## BEGIN AVAILABLE DATA

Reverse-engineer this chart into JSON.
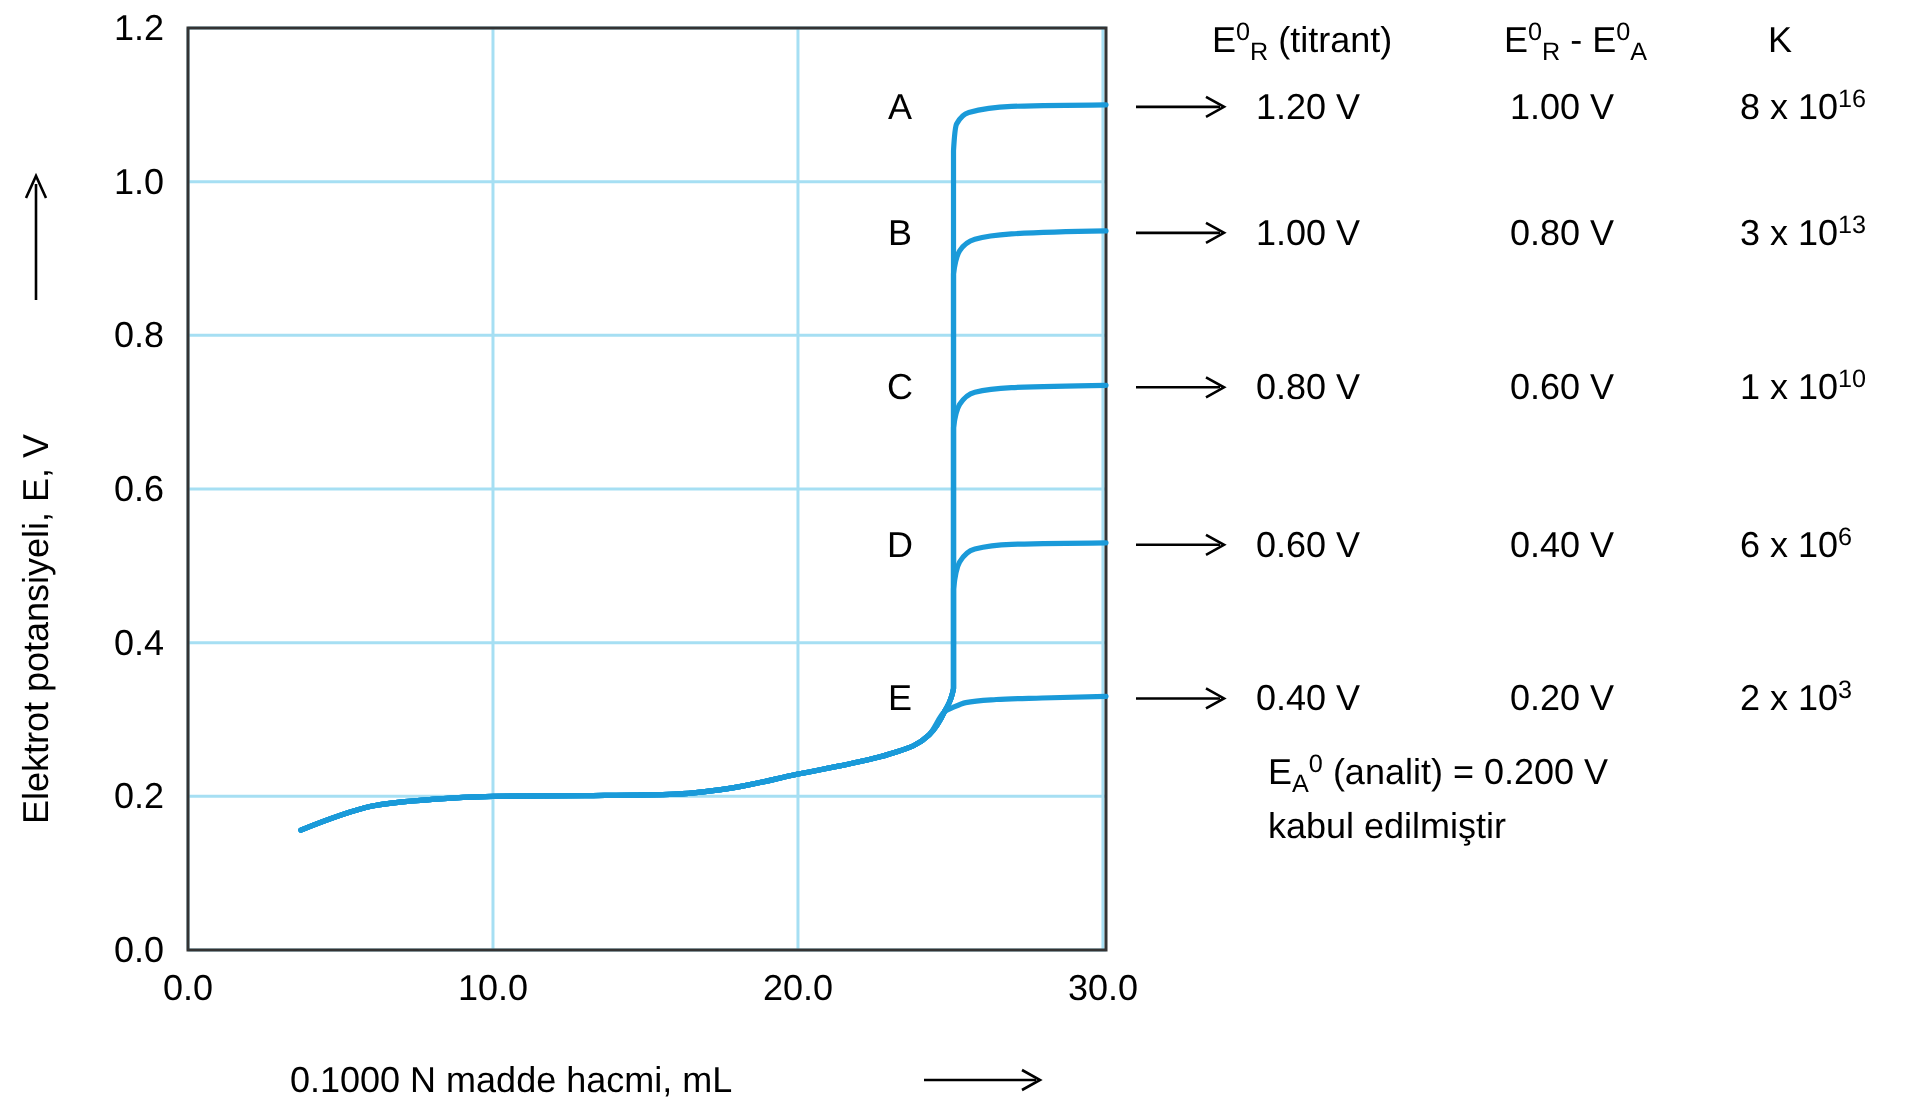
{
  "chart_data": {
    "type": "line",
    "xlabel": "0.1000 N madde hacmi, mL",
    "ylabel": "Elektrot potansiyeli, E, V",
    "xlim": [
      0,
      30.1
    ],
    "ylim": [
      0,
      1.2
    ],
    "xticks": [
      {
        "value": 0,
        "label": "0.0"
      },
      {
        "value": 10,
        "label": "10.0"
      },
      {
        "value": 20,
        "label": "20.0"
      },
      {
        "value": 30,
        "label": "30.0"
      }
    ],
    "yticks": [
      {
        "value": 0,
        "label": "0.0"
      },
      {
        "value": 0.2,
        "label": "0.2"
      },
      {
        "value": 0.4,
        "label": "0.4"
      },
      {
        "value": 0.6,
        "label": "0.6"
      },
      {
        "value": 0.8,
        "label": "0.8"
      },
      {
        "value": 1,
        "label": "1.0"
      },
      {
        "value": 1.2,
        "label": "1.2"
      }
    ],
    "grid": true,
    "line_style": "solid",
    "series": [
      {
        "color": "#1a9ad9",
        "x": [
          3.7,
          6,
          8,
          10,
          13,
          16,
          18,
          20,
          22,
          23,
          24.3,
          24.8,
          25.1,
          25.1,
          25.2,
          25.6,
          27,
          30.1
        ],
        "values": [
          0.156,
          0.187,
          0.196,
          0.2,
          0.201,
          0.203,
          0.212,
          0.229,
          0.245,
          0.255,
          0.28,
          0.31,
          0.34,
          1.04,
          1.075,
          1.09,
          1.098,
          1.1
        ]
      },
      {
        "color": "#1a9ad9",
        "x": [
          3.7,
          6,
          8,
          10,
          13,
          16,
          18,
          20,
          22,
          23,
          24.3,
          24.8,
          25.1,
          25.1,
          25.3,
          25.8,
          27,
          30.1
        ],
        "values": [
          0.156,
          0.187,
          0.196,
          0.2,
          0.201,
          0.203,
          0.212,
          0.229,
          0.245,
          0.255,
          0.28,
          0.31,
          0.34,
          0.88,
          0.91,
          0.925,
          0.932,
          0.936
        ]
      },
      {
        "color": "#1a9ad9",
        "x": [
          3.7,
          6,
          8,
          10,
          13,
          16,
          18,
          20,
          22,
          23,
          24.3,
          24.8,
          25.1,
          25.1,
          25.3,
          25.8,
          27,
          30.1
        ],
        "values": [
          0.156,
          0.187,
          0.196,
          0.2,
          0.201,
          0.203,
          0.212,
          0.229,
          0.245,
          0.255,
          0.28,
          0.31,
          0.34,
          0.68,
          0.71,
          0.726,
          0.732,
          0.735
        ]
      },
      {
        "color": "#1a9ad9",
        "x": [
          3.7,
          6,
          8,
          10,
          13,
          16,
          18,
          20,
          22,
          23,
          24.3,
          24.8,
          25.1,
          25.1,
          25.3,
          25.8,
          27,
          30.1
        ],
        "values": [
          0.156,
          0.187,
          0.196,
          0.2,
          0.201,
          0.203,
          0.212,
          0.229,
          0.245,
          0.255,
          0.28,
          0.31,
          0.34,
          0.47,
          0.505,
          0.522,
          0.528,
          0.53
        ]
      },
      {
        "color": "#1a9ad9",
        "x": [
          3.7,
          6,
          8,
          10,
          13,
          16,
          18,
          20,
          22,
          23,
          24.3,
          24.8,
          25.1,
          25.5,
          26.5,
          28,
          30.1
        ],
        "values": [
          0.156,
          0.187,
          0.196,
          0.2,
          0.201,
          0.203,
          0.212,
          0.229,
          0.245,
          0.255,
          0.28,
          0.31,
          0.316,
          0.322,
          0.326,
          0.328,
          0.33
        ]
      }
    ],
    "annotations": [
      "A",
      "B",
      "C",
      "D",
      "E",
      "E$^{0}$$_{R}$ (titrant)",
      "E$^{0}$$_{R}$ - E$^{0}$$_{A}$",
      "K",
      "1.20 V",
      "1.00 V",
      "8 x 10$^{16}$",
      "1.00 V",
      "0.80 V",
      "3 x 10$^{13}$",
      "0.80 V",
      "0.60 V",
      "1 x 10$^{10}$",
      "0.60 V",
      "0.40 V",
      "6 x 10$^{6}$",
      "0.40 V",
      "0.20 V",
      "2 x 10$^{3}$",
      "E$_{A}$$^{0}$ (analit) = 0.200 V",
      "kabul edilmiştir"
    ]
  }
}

## END AVAILABLE DATA

→ **THE EXERCISE**:
Print the complete listing exactly as it stands, without its pictures.

→ **RESPONSE BELOW**:
Reverse-engineer this chart into JSON.
{
  "chart_data": {
    "type": "line",
    "xlabel": "0.1000 N madde hacmi, mL",
    "ylabel": "Elektrot potansiyeli, E, V",
    "xlim": [
      0,
      30.1
    ],
    "ylim": [
      0,
      1.2
    ],
    "xticks": [
      {
        "value": 0,
        "label": "0.0"
      },
      {
        "value": 10,
        "label": "10.0"
      },
      {
        "value": 20,
        "label": "20.0"
      },
      {
        "value": 30,
        "label": "30.0"
      }
    ],
    "yticks": [
      {
        "value": 0,
        "label": "0.0"
      },
      {
        "value": 0.2,
        "label": "0.2"
      },
      {
        "value": 0.4,
        "label": "0.4"
      },
      {
        "value": 0.6,
        "label": "0.6"
      },
      {
        "value": 0.8,
        "label": "0.8"
      },
      {
        "value": 1,
        "label": "1.0"
      },
      {
        "value": 1.2,
        "label": "1.2"
      }
    ],
    "grid": true,
    "line_style": "solid",
    "series": [
      {
        "color": "#1a9ad9",
        "x": [
          3.7,
          6,
          8,
          10,
          13,
          16,
          18,
          20,
          22,
          23,
          24.3,
          24.8,
          25.1,
          25.1,
          25.2,
          25.6,
          27,
          30.1
        ],
        "values": [
          0.156,
          0.187,
          0.196,
          0.2,
          0.201,
          0.203,
          0.212,
          0.229,
          0.245,
          0.255,
          0.28,
          0.31,
          0.34,
          1.04,
          1.075,
          1.09,
          1.098,
          1.1
        ]
      },
      {
        "color": "#1a9ad9",
        "x": [
          3.7,
          6,
          8,
          10,
          13,
          16,
          18,
          20,
          22,
          23,
          24.3,
          24.8,
          25.1,
          25.1,
          25.3,
          25.8,
          27,
          30.1
        ],
        "values": [
          0.156,
          0.187,
          0.196,
          0.2,
          0.201,
          0.203,
          0.212,
          0.229,
          0.245,
          0.255,
          0.28,
          0.31,
          0.34,
          0.88,
          0.91,
          0.925,
          0.932,
          0.936
        ]
      },
      {
        "color": "#1a9ad9",
        "x": [
          3.7,
          6,
          8,
          10,
          13,
          16,
          18,
          20,
          22,
          23,
          24.3,
          24.8,
          25.1,
          25.1,
          25.3,
          25.8,
          27,
          30.1
        ],
        "values": [
          0.156,
          0.187,
          0.196,
          0.2,
          0.201,
          0.203,
          0.212,
          0.229,
          0.245,
          0.255,
          0.28,
          0.31,
          0.34,
          0.68,
          0.71,
          0.726,
          0.732,
          0.735
        ]
      },
      {
        "color": "#1a9ad9",
        "x": [
          3.7,
          6,
          8,
          10,
          13,
          16,
          18,
          20,
          22,
          23,
          24.3,
          24.8,
          25.1,
          25.1,
          25.3,
          25.8,
          27,
          30.1
        ],
        "values": [
          0.156,
          0.187,
          0.196,
          0.2,
          0.201,
          0.203,
          0.212,
          0.229,
          0.245,
          0.255,
          0.28,
          0.31,
          0.34,
          0.47,
          0.505,
          0.522,
          0.528,
          0.53
        ]
      },
      {
        "color": "#1a9ad9",
        "x": [
          3.7,
          6,
          8,
          10,
          13,
          16,
          18,
          20,
          22,
          23,
          24.3,
          24.8,
          25.1,
          25.5,
          26.5,
          28,
          30.1
        ],
        "values": [
          0.156,
          0.187,
          0.196,
          0.2,
          0.201,
          0.203,
          0.212,
          0.229,
          0.245,
          0.255,
          0.28,
          0.31,
          0.316,
          0.322,
          0.326,
          0.328,
          0.33
        ]
      }
    ],
    "annotations": [
      "A",
      "B",
      "C",
      "D",
      "E",
      "E$^{0}$$_{R}$ (titrant)",
      "E$^{0}$$_{R}$ - E$^{0}$$_{A}$",
      "K",
      "1.20 V",
      "1.00 V",
      "8 x 10$^{16}$",
      "1.00 V",
      "0.80 V",
      "3 x 10$^{13}$",
      "0.80 V",
      "0.60 V",
      "1 x 10$^{10}$",
      "0.60 V",
      "0.40 V",
      "6 x 10$^{6}$",
      "0.40 V",
      "0.20 V",
      "2 x 10$^{3}$",
      "E$_{A}$$^{0}$ (analit) = 0.200 V",
      "kabul edilmiştir"
    ]
  }
}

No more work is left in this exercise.